• Aim: Copy each line below in which the string "right" occurs.

:: Exercise input

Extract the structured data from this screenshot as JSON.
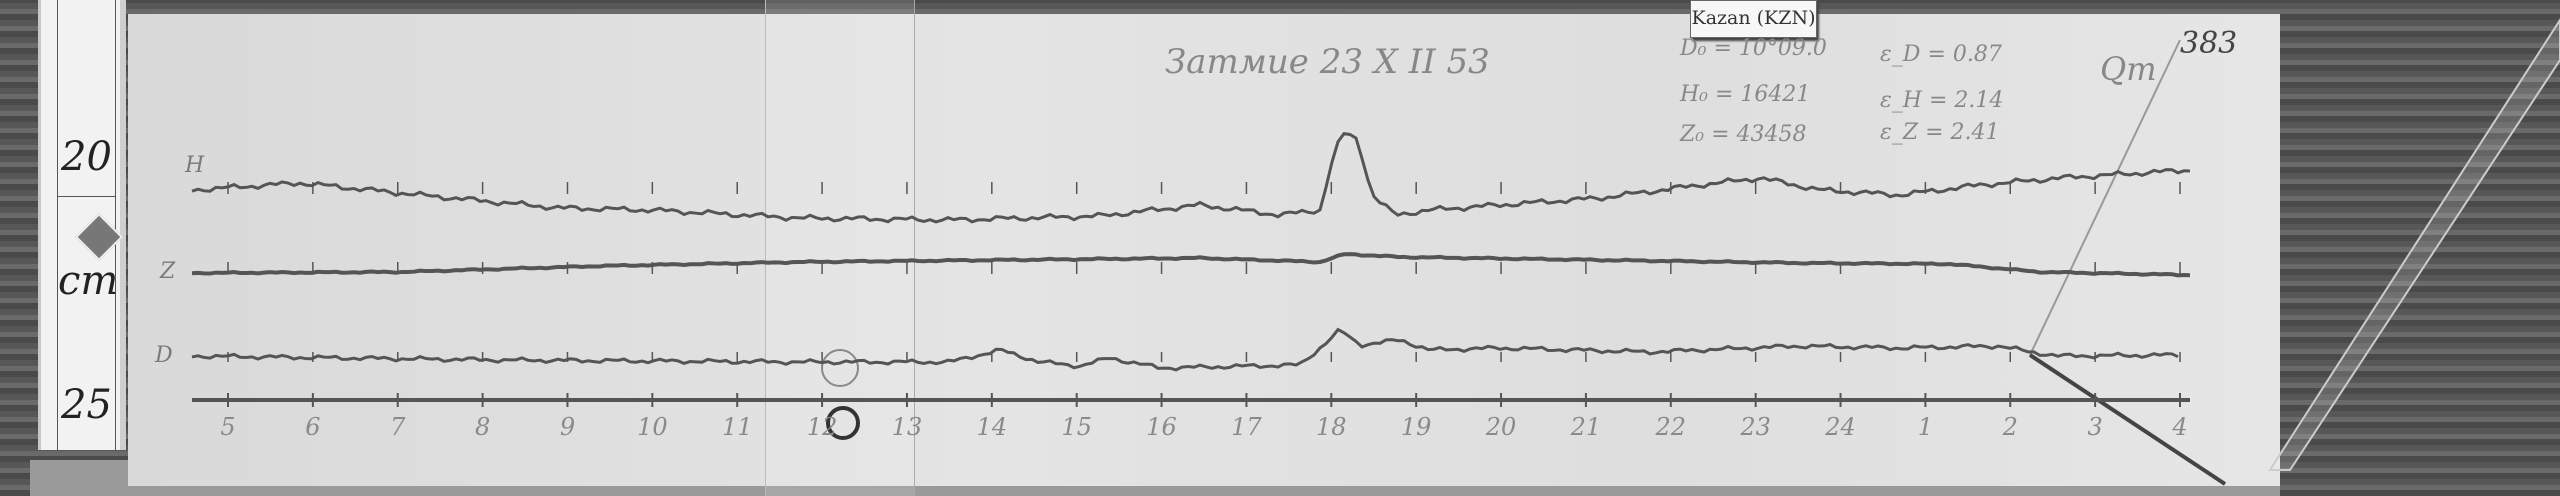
{
  "ruler": {
    "top_number": "20",
    "unit": "cm",
    "bottom_number": "25"
  },
  "station_label": "Kazan (KZN)",
  "handwritten": {
    "title": "Затмие 23 X II 53",
    "sheet_number": "383",
    "corner_note": "Qm",
    "constants": [
      {
        "left": "D₀ = 10°09.0",
        "right": "ε_D = 0.87"
      },
      {
        "left": "H₀ = 16421",
        "right": "ε_H = 2.14"
      },
      {
        "left": "Z₀ = 43458",
        "right": "ε_Z = 2.41"
      }
    ]
  },
  "trace_labels": {
    "h": "H",
    "z": "Z",
    "d": "D"
  },
  "hour_labels": [
    "5",
    "6",
    "7",
    "8",
    "9",
    "10",
    "11",
    "12",
    "13",
    "14",
    "15",
    "16",
    "17",
    "18",
    "19",
    "20",
    "21",
    "22",
    "23",
    "24",
    "1",
    "2",
    "3",
    "4"
  ],
  "colors": {
    "trace": "#555555",
    "paper": "#e0e0e0",
    "background": "#5e5e5e"
  }
}
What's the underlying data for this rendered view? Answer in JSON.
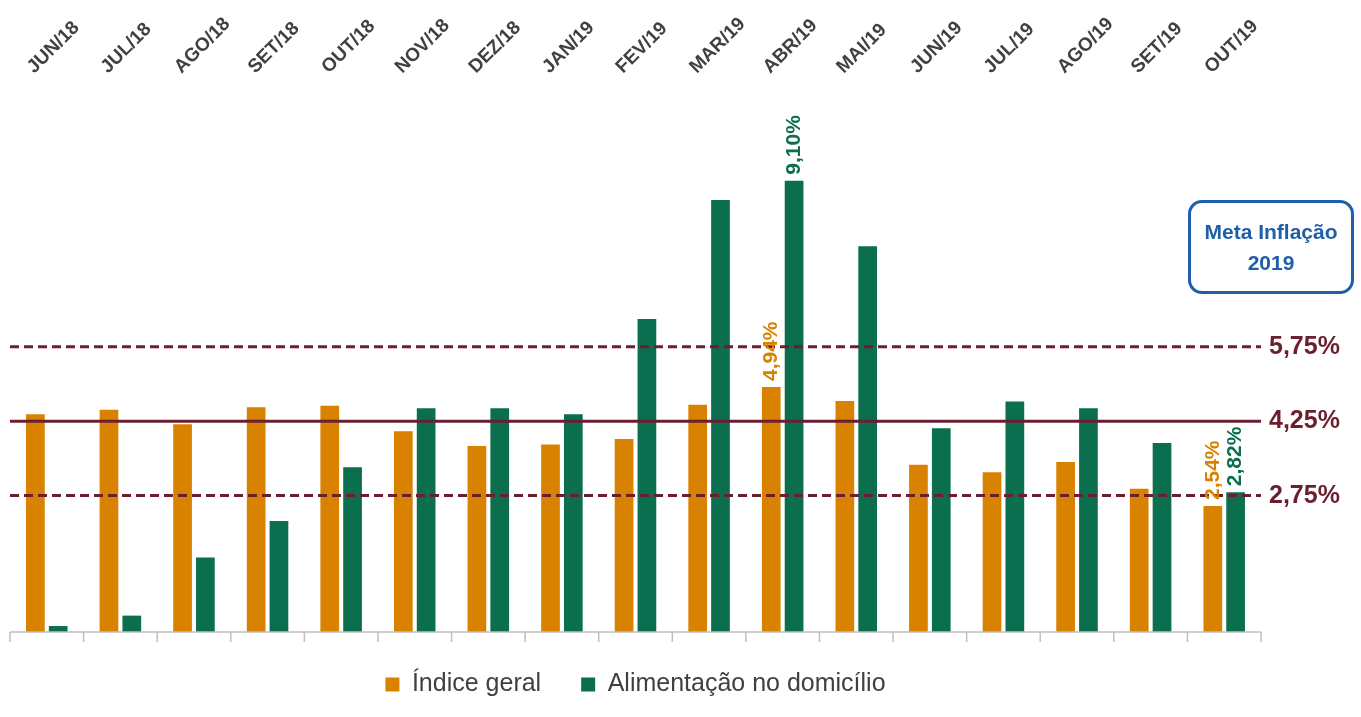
{
  "chart_data": {
    "type": "bar",
    "categories": [
      "JUN/18",
      "JUL/18",
      "AGO/18",
      "SET/18",
      "OUT/18",
      "NOV/18",
      "DEZ/18",
      "JAN/19",
      "FEV/19",
      "MAR/19",
      "ABR/19",
      "MAI/19",
      "JUN/19",
      "JUL/19",
      "AGO/19",
      "SET/19",
      "OUT/19"
    ],
    "series": [
      {
        "name": "Índice geral",
        "color": "#d98200",
        "values": [
          4.39,
          4.48,
          4.19,
          4.53,
          4.56,
          4.05,
          3.75,
          3.78,
          3.89,
          4.58,
          4.94,
          4.66,
          3.37,
          3.22,
          3.43,
          2.89,
          2.54
        ],
        "value_labels": [
          null,
          null,
          null,
          null,
          null,
          null,
          null,
          null,
          null,
          null,
          "4,94%",
          null,
          null,
          null,
          null,
          null,
          "2,54%"
        ]
      },
      {
        "name": "Alimentação no domicílio",
        "color": "#0b6e4f",
        "values": [
          0.12,
          0.33,
          1.5,
          2.24,
          3.32,
          4.51,
          4.51,
          4.39,
          6.31,
          8.71,
          9.1,
          7.78,
          4.11,
          4.65,
          4.51,
          3.81,
          2.82
        ],
        "value_labels": [
          null,
          null,
          null,
          null,
          null,
          null,
          null,
          null,
          null,
          null,
          "9,10%",
          null,
          null,
          null,
          null,
          null,
          "2,82%"
        ]
      }
    ],
    "ref_lines": [
      {
        "axis": "y",
        "value": 5.75,
        "label": "5,75%",
        "color": "#6b1f2e",
        "line_style": "dashed"
      },
      {
        "axis": "y",
        "value": 4.25,
        "label": "4,25%",
        "color": "#6b1f2e",
        "line_style": "solid"
      },
      {
        "axis": "y",
        "value": 2.75,
        "label": "2,75%",
        "color": "#6b1f2e",
        "line_style": "dashed"
      }
    ],
    "annotations": [
      "Meta Inflação 2019"
    ],
    "grid": false,
    "legend": "bottom"
  }
}
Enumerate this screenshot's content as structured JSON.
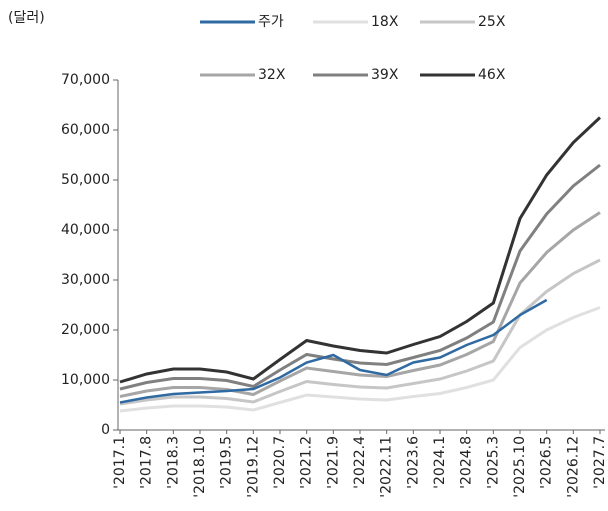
{
  "chart_data": {
    "type": "line",
    "y_label": "(달러)",
    "categories": [
      "'2017.1",
      "'2017.8",
      "'2018.3",
      "'2018.10",
      "'2019.5",
      "'2019.12",
      "'2020.7",
      "'2021.2",
      "'2021.9",
      "'2022.4",
      "'2022.11",
      "'2023.6",
      "'2024.1",
      "'2024.8",
      "'2025.3",
      "'2025.10",
      "'2026.5",
      "'2026.12",
      "'2027.7"
    ],
    "series": [
      {
        "name": "주가",
        "color": "#2f6aa3",
        "values": [
          5500,
          6500,
          7200,
          7500,
          7800,
          8200,
          10500,
          13500,
          15000,
          12000,
          11000,
          13500,
          14500,
          17000,
          19000,
          23000,
          26000,
          null,
          null
        ]
      },
      {
        "name": "18X",
        "color": "#e0e0e0",
        "values": [
          3800,
          4400,
          4800,
          4800,
          4600,
          4000,
          5500,
          7000,
          6600,
          6200,
          6000,
          6700,
          7300,
          8500,
          10000,
          16500,
          20000,
          22500,
          24500
        ]
      },
      {
        "name": "25X",
        "color": "#c6c6c6",
        "values": [
          5200,
          6000,
          6600,
          6600,
          6300,
          5600,
          7700,
          9700,
          9100,
          8600,
          8400,
          9300,
          10200,
          11800,
          13800,
          23000,
          27700,
          31300,
          34000
        ]
      },
      {
        "name": "32X",
        "color": "#a6a6a6",
        "values": [
          6700,
          7800,
          8500,
          8500,
          8100,
          7100,
          9800,
          12400,
          11700,
          11000,
          10700,
          11900,
          13000,
          15100,
          17700,
          29400,
          35500,
          40000,
          43500
        ]
      },
      {
        "name": "39X",
        "color": "#808080",
        "values": [
          8200,
          9500,
          10300,
          10300,
          9900,
          8700,
          12000,
          15100,
          14200,
          13400,
          13100,
          14500,
          15900,
          18400,
          21600,
          35800,
          43200,
          48800,
          53000
        ]
      },
      {
        "name": "46X",
        "color": "#333333",
        "values": [
          9600,
          11200,
          12200,
          12200,
          11600,
          10200,
          14100,
          17900,
          16800,
          15900,
          15400,
          17100,
          18700,
          21700,
          25400,
          42300,
          51000,
          57500,
          62500
        ]
      }
    ],
    "ylim": [
      0,
      70000
    ],
    "yticks": [
      0,
      {
        "value": 10000,
        "label": "10,000"
      },
      {
        "value": 20000,
        "label": "20,000"
      },
      {
        "value": 30000,
        "label": "30,000"
      },
      {
        "value": 40000,
        "label": "40,000"
      },
      {
        "value": 50000,
        "label": "50,000"
      },
      {
        "value": 60000,
        "label": "60,000"
      },
      {
        "value": 70000,
        "label": "70,000"
      }
    ],
    "grid": false
  }
}
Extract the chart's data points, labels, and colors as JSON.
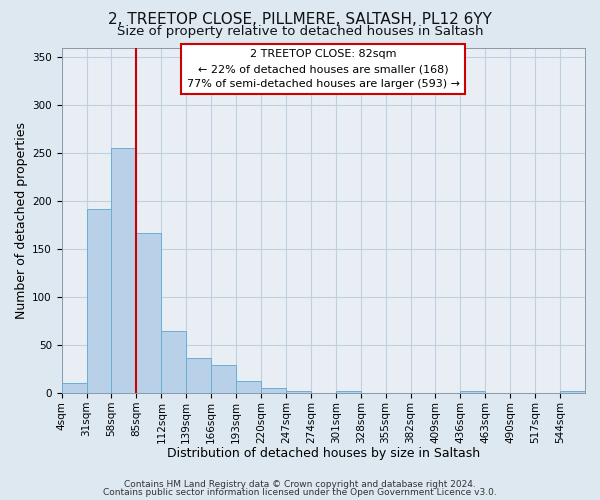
{
  "title": "2, TREETOP CLOSE, PILLMERE, SALTASH, PL12 6YY",
  "subtitle": "Size of property relative to detached houses in Saltash",
  "xlabel": "Distribution of detached houses by size in Saltash",
  "ylabel": "Number of detached properties",
  "bin_labels": [
    "4sqm",
    "31sqm",
    "58sqm",
    "85sqm",
    "112sqm",
    "139sqm",
    "166sqm",
    "193sqm",
    "220sqm",
    "247sqm",
    "274sqm",
    "301sqm",
    "328sqm",
    "355sqm",
    "382sqm",
    "409sqm",
    "436sqm",
    "463sqm",
    "490sqm",
    "517sqm",
    "544sqm"
  ],
  "bin_counts": [
    10,
    192,
    255,
    167,
    65,
    37,
    29,
    13,
    5,
    2,
    0,
    2,
    0,
    0,
    0,
    0,
    2,
    0,
    0,
    0,
    2
  ],
  "bar_color": "#b8d0e8",
  "bar_edge_color": "#6aaed6",
  "vline_x": 3,
  "vline_color": "#cc0000",
  "annotation_title": "2 TREETOP CLOSE: 82sqm",
  "annotation_line1": "← 22% of detached houses are smaller (168)",
  "annotation_line2": "77% of semi-detached houses are larger (593) →",
  "annotation_box_facecolor": "#ffffff",
  "annotation_box_edgecolor": "#cc0000",
  "ylim": [
    0,
    360
  ],
  "yticks": [
    0,
    50,
    100,
    150,
    200,
    250,
    300,
    350
  ],
  "footer1": "Contains HM Land Registry data © Crown copyright and database right 2024.",
  "footer2": "Contains public sector information licensed under the Open Government Licence v3.0.",
  "bg_color": "#dde8f0",
  "plot_bg_color": "#e8eef4",
  "grid_color": "#c0d0e0",
  "title_fontsize": 11,
  "subtitle_fontsize": 9.5,
  "axis_label_fontsize": 9,
  "tick_fontsize": 7.5,
  "annotation_fontsize": 8,
  "footer_fontsize": 6.5
}
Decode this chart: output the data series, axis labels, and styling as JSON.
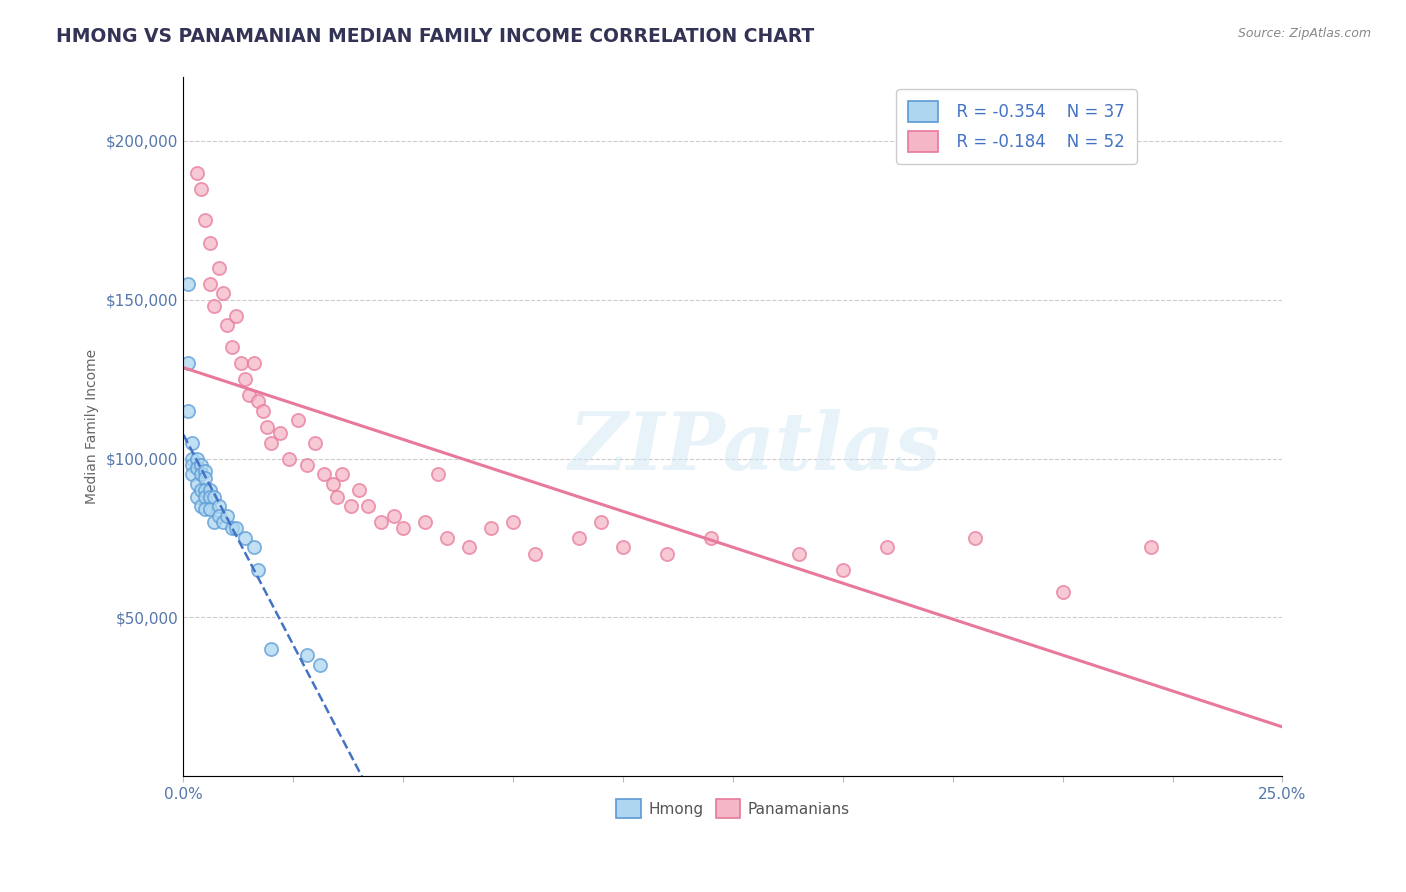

::::

• Result for this task:
        "right": "ε_D = 0.87"
        "right": "ε_H = 2.14"
        "right": "ε_Z = 2.41"
  "footer1": "Contains HM Land Registry data © Crown copyright and database right 2024.",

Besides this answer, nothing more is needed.